▶ Directive: Check every line below for the string "działań", and copy the lines that contain it.

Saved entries
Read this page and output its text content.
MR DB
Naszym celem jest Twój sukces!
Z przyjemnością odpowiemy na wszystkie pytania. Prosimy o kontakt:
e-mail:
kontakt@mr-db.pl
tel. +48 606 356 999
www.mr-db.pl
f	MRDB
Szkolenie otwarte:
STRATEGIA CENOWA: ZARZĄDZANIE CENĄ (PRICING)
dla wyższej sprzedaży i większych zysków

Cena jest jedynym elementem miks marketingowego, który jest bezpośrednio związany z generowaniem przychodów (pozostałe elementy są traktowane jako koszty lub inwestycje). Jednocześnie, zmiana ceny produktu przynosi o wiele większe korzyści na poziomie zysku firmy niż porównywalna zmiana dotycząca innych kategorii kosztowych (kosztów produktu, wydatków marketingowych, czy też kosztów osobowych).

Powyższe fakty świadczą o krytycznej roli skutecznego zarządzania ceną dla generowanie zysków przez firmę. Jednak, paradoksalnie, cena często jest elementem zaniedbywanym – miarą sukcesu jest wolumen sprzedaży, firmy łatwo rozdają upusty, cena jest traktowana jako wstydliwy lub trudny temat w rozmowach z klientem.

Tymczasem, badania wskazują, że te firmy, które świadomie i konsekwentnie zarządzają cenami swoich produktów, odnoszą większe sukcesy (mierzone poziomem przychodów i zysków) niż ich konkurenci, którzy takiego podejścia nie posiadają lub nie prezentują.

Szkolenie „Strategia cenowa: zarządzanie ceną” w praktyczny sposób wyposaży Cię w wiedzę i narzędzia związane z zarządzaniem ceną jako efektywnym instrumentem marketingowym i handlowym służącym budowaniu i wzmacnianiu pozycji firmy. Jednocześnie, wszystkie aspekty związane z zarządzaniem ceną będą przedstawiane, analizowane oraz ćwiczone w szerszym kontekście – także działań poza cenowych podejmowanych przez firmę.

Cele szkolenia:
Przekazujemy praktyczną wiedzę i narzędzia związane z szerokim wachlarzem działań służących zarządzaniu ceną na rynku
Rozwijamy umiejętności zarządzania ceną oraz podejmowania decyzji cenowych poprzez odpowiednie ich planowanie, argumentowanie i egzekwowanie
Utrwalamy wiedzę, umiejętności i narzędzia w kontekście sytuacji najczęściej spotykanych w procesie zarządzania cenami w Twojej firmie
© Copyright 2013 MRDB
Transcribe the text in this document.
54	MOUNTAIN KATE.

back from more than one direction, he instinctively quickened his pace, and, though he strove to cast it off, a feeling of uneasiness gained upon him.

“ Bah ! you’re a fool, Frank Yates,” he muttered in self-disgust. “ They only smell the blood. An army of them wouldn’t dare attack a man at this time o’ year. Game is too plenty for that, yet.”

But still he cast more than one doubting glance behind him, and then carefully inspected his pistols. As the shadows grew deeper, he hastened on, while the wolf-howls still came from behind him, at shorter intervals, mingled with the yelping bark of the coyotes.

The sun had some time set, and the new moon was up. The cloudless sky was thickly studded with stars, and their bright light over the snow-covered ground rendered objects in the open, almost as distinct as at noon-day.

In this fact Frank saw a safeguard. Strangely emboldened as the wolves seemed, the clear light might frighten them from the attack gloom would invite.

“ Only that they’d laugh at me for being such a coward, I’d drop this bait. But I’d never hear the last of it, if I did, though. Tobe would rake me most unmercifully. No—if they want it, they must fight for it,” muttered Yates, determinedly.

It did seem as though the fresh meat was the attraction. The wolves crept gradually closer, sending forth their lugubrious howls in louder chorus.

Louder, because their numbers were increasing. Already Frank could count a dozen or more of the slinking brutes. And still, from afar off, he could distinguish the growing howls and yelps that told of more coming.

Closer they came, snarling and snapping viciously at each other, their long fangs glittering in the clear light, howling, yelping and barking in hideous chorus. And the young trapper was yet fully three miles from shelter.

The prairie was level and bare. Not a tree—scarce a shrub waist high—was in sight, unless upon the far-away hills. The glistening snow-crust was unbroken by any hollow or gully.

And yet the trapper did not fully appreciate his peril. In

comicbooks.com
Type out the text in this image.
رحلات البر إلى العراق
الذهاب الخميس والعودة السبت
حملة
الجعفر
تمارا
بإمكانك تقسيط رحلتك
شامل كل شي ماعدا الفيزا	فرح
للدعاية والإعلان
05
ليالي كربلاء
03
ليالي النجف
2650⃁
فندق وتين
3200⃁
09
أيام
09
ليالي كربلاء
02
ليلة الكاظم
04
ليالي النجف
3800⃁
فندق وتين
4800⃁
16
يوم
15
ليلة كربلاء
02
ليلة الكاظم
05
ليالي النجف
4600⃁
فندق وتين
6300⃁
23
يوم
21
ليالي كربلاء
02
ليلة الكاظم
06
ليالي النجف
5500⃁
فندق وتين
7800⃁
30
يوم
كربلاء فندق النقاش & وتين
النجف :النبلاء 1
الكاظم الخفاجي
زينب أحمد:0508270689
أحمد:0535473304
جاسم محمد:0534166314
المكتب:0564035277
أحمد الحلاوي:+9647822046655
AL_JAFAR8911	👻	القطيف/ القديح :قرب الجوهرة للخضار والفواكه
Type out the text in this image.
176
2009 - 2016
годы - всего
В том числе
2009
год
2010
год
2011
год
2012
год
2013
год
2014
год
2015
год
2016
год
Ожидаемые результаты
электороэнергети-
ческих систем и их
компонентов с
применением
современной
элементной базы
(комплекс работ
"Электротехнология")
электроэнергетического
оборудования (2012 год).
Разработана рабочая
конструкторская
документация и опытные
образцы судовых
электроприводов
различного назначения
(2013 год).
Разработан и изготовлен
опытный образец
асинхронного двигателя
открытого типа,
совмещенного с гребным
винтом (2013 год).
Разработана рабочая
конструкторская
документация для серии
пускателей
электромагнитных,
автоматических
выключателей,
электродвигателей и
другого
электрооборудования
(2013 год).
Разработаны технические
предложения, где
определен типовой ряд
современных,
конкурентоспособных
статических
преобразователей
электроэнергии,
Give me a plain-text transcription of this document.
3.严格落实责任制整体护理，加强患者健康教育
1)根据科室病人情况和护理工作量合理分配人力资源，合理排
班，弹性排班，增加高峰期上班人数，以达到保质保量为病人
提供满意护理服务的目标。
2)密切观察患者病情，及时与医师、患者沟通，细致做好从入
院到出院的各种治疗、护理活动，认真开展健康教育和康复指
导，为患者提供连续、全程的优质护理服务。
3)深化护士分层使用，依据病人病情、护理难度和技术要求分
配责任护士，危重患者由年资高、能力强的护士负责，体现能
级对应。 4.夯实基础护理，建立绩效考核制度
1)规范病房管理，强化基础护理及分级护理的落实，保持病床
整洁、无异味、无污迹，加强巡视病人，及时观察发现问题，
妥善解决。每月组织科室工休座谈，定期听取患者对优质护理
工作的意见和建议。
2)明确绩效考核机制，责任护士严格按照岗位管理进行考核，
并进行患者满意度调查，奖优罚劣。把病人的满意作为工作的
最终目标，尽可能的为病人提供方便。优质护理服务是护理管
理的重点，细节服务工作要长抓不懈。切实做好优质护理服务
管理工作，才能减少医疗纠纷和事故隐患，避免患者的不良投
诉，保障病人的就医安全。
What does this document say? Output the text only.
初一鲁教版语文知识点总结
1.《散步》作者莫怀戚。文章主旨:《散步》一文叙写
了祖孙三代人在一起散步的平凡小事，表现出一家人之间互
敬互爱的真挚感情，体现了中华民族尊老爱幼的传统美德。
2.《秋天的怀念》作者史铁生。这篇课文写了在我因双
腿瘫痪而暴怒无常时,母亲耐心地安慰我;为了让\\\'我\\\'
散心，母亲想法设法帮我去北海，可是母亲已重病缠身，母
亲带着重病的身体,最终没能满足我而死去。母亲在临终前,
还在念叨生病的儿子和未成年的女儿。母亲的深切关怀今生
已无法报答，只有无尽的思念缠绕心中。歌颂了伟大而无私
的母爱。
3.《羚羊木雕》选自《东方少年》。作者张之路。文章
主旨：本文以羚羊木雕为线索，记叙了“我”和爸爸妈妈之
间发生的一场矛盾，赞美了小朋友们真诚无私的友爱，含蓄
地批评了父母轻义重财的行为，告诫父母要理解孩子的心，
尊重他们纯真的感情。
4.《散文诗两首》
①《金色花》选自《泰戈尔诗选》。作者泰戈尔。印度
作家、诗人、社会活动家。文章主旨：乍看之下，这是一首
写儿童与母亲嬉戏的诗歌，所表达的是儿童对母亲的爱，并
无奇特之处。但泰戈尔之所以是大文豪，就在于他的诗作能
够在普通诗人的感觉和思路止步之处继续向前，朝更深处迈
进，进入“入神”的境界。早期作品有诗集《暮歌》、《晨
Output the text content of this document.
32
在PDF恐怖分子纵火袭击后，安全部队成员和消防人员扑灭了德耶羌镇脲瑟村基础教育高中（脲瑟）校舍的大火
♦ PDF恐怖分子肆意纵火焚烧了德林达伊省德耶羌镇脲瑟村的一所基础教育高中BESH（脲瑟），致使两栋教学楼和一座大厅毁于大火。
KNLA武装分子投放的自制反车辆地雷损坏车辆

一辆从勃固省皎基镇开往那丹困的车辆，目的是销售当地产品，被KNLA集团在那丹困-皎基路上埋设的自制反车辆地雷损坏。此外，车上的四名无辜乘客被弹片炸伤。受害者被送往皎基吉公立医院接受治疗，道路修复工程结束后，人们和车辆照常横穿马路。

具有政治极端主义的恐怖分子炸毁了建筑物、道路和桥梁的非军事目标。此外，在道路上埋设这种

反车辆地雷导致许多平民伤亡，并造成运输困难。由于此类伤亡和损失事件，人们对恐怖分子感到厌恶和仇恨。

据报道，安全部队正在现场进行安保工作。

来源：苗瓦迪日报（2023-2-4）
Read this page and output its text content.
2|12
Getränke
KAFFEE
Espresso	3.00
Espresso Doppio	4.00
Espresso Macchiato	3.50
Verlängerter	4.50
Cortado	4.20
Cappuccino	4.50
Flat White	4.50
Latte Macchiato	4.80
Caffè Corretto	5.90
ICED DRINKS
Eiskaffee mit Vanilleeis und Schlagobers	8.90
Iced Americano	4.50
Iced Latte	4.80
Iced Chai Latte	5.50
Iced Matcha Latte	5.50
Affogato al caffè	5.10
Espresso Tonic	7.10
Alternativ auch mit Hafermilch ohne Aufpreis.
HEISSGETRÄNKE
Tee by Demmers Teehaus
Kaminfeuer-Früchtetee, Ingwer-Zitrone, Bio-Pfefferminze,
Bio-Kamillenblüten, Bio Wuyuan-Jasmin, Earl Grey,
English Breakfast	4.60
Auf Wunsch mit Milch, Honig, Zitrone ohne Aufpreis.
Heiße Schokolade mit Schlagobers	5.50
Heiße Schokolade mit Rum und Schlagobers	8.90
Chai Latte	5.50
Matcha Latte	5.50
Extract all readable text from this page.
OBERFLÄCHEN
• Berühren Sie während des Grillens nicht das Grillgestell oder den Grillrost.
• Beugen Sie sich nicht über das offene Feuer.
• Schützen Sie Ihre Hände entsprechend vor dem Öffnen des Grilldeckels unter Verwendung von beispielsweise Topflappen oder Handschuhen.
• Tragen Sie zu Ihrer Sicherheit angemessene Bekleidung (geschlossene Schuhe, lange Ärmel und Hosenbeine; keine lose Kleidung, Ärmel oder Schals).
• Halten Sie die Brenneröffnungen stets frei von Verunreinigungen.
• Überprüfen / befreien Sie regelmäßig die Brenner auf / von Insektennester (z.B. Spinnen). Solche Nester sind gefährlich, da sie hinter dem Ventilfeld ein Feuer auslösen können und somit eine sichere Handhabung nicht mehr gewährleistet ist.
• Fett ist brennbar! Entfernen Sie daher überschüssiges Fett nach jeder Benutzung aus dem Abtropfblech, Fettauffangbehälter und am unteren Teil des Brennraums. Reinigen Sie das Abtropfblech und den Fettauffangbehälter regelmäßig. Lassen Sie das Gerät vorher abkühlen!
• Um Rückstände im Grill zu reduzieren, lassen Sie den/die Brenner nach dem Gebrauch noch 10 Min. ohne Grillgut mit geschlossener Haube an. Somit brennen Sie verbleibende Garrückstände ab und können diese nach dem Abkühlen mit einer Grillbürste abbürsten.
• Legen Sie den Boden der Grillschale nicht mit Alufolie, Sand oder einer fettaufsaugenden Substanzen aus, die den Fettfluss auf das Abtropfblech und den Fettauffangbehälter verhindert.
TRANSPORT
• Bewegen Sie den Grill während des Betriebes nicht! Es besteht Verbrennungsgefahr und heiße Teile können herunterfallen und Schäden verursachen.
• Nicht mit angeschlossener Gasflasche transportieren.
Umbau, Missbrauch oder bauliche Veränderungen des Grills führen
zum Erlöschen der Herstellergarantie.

▶ Expected answer:
Szkolenie „Strategia cenowa: zarządzanie ceną” w praktyczny sposób wyposaży Cię w wiedzę i narzędzia związane z zarządzaniem ceną jako efektywnym instrumentem marketingowym i handlowym służącym budowaniu i wzmacnianiu pozycji firmy. Jednocześnie, wszystkie aspekty związane z zarządzaniem ceną będą przedstawiane, analizowane oraz ćwiczone w szerszym kontekście – także działań poza cenowych podejmowanych przez firmę.
Przekazujemy praktyczną wiedzę i narzędzia związane z szerokim wachlarzem działań służących zarządzaniu ceną na rynku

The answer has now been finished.